**** Provided records ****

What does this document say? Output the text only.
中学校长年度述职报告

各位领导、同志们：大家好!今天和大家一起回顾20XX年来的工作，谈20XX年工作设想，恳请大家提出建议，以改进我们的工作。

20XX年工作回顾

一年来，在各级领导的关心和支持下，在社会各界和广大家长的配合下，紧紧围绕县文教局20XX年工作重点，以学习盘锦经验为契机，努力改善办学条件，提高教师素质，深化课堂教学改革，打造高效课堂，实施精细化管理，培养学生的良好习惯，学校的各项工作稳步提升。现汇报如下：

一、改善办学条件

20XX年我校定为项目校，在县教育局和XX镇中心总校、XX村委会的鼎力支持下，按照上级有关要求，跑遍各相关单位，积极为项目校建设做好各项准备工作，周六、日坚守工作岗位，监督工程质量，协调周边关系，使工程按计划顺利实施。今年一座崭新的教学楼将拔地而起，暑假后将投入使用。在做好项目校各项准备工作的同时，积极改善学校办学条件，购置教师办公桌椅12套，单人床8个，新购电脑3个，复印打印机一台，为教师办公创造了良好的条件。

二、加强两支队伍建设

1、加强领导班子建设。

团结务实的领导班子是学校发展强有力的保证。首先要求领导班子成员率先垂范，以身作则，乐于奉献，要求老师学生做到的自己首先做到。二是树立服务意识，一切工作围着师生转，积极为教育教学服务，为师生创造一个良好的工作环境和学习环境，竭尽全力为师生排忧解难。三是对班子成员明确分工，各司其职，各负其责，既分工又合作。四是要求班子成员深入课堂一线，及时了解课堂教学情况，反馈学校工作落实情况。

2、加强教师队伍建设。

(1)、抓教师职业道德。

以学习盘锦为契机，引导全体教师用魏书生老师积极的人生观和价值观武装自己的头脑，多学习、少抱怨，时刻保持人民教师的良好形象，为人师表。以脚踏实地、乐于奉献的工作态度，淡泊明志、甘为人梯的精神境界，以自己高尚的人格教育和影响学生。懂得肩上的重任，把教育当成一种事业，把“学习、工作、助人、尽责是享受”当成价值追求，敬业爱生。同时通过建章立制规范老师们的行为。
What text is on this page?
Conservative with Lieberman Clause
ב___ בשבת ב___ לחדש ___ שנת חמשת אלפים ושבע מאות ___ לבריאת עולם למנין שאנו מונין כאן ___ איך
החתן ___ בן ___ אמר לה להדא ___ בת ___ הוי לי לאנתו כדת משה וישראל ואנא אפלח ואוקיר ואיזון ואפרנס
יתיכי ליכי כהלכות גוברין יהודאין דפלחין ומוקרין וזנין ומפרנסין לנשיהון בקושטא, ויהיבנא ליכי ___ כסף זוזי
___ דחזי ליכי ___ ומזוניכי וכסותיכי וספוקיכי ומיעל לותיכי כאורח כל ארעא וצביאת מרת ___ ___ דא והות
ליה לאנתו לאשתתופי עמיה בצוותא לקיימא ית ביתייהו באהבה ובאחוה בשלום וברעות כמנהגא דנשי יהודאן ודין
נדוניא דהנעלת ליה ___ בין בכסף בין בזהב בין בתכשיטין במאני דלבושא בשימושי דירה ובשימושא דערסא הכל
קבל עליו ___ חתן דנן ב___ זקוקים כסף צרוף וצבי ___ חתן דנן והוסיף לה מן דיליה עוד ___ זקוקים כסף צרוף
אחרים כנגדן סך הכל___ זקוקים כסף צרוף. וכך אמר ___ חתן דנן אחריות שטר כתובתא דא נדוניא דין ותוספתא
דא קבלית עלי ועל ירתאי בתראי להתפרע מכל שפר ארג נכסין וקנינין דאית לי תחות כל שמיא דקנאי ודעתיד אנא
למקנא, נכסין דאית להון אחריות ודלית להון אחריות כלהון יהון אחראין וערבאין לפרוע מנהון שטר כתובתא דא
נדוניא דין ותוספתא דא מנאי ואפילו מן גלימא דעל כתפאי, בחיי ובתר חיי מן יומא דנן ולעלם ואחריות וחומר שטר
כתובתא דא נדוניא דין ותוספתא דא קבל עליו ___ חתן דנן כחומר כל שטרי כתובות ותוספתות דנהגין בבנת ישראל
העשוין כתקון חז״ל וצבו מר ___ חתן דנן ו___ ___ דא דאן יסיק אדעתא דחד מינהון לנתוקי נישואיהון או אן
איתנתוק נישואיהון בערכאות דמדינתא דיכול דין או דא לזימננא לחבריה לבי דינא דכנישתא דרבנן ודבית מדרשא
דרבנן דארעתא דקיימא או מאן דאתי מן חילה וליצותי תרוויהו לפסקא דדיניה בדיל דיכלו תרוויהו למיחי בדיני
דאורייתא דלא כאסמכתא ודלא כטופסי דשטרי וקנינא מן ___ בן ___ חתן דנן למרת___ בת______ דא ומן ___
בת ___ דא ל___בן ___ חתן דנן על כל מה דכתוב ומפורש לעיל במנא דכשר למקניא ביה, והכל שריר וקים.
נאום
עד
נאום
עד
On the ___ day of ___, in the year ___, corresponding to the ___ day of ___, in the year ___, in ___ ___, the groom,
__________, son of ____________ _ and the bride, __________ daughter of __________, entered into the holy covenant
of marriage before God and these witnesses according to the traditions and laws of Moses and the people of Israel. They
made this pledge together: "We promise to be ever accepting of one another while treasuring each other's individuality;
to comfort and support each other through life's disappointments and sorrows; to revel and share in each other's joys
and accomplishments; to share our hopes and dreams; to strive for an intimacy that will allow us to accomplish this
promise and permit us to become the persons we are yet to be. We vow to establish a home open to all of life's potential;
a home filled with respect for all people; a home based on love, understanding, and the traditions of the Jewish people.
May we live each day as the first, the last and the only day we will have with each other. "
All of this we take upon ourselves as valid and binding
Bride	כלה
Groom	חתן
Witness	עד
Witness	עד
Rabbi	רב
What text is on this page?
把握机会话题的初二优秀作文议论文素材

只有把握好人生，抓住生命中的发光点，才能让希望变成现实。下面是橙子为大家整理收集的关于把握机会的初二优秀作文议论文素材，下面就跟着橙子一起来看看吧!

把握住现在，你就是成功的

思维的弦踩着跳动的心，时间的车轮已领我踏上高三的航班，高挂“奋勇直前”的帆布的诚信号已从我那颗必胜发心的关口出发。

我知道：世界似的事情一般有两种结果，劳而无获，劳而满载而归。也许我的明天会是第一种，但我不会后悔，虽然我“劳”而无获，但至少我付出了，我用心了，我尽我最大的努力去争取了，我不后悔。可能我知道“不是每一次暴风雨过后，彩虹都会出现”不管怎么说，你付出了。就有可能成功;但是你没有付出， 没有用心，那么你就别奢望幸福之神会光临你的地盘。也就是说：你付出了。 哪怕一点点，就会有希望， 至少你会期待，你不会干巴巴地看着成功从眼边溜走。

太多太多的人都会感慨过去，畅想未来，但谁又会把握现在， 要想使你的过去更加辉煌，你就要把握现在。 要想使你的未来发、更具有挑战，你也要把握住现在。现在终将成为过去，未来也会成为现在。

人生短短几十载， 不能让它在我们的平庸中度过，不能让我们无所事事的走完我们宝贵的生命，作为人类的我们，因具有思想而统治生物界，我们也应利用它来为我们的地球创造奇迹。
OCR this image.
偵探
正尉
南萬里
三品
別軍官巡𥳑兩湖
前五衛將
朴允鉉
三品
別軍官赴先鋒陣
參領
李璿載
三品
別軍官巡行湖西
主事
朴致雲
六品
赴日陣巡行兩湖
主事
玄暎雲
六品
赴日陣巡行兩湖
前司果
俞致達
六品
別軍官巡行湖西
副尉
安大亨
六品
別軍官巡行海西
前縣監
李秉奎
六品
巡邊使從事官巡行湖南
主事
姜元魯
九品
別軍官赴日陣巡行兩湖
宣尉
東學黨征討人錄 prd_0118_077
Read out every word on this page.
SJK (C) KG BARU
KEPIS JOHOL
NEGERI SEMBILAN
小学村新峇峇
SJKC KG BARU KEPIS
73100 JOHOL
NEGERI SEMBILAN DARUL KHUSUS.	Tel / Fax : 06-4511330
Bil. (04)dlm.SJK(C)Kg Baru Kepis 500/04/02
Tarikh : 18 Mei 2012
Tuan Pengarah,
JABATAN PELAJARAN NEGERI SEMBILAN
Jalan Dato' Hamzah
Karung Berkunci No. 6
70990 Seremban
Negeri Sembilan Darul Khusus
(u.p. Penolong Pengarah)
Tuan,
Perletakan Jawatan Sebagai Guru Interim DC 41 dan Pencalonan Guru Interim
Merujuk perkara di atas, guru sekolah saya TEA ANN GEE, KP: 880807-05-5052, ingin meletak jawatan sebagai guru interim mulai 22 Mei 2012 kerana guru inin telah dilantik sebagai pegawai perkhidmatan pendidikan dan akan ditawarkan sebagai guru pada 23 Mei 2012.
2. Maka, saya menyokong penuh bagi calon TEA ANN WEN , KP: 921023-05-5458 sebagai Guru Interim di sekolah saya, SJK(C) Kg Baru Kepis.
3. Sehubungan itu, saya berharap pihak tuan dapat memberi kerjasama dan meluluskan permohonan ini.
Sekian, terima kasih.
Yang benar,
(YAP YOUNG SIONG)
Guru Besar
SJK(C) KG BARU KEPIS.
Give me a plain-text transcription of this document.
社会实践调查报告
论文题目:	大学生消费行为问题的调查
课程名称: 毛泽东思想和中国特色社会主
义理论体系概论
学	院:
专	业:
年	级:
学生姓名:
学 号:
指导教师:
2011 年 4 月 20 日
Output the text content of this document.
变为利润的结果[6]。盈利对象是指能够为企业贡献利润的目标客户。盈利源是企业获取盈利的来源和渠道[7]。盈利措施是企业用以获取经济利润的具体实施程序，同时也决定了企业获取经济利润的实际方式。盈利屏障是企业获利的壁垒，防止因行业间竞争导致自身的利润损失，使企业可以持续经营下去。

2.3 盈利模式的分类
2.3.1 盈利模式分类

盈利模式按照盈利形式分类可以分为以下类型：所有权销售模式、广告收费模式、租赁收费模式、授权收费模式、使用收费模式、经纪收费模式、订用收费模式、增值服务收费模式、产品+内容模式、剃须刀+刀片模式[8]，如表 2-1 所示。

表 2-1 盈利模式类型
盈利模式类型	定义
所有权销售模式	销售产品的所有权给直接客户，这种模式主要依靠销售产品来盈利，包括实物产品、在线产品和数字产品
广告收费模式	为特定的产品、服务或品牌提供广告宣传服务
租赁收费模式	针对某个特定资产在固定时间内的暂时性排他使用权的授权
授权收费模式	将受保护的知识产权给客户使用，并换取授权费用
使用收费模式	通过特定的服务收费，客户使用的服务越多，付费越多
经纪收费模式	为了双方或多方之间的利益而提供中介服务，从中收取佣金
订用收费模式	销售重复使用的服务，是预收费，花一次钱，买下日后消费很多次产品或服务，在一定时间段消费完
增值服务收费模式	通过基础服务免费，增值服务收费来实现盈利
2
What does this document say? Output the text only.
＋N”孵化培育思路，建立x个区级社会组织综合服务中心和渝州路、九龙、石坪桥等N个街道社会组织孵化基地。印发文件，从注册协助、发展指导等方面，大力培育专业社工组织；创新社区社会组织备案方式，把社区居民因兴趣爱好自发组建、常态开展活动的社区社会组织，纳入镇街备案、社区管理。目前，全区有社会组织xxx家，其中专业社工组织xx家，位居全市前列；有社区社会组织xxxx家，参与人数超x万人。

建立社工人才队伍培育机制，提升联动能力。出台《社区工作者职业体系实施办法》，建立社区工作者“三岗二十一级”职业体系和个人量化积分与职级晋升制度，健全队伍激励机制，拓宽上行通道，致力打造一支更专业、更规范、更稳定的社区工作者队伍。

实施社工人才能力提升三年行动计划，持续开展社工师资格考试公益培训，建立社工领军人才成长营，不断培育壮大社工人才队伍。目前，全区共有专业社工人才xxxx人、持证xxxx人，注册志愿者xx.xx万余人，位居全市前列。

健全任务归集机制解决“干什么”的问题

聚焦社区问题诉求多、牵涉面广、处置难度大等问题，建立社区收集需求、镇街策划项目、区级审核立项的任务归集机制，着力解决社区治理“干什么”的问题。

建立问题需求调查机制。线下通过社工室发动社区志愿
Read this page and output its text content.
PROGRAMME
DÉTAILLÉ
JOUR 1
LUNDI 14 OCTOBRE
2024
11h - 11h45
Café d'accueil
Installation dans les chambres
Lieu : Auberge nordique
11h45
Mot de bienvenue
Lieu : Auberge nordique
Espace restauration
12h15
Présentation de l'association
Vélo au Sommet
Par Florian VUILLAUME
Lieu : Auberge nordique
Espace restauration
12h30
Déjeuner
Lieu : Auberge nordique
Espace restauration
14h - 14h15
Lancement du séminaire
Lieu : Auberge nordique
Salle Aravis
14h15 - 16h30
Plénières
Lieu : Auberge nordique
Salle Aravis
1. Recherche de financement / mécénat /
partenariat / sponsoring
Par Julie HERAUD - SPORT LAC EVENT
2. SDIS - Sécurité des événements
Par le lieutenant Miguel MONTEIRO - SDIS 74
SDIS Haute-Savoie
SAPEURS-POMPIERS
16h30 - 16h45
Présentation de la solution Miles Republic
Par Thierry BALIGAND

****

• [Job] Reproduce each line from the records that contains the word "נכסין".

• [Final result]
דא קבלית עלי ועל ירתאי בתראי להתפרע מכל שפר ארג נכסין וקנינין דאית לי תחות כל שמיא דקנאי ודעתיד אנא
למקנא, נכסין דאית להון אחריות ודלית להון אחריות כלהון יהון אחראין וערבאין לפרוע מנהון שטר כתובתא דא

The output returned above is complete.